(Stored records)

● ● ●

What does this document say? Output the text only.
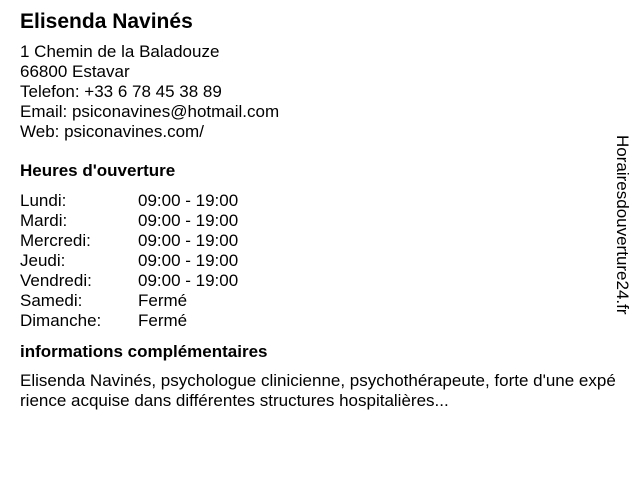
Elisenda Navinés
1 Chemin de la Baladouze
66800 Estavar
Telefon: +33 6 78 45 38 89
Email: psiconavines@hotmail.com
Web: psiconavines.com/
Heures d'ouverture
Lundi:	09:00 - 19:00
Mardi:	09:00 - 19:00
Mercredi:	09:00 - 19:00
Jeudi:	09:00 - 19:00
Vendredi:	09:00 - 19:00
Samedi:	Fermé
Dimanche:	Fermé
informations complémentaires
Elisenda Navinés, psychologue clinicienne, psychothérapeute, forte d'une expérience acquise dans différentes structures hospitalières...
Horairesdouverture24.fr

● ● ●

Task requirements:
List every line above containing the word "psiconavines".

Exercise response:
Email: psiconavines@hotmail.com
Web: psiconavines.com/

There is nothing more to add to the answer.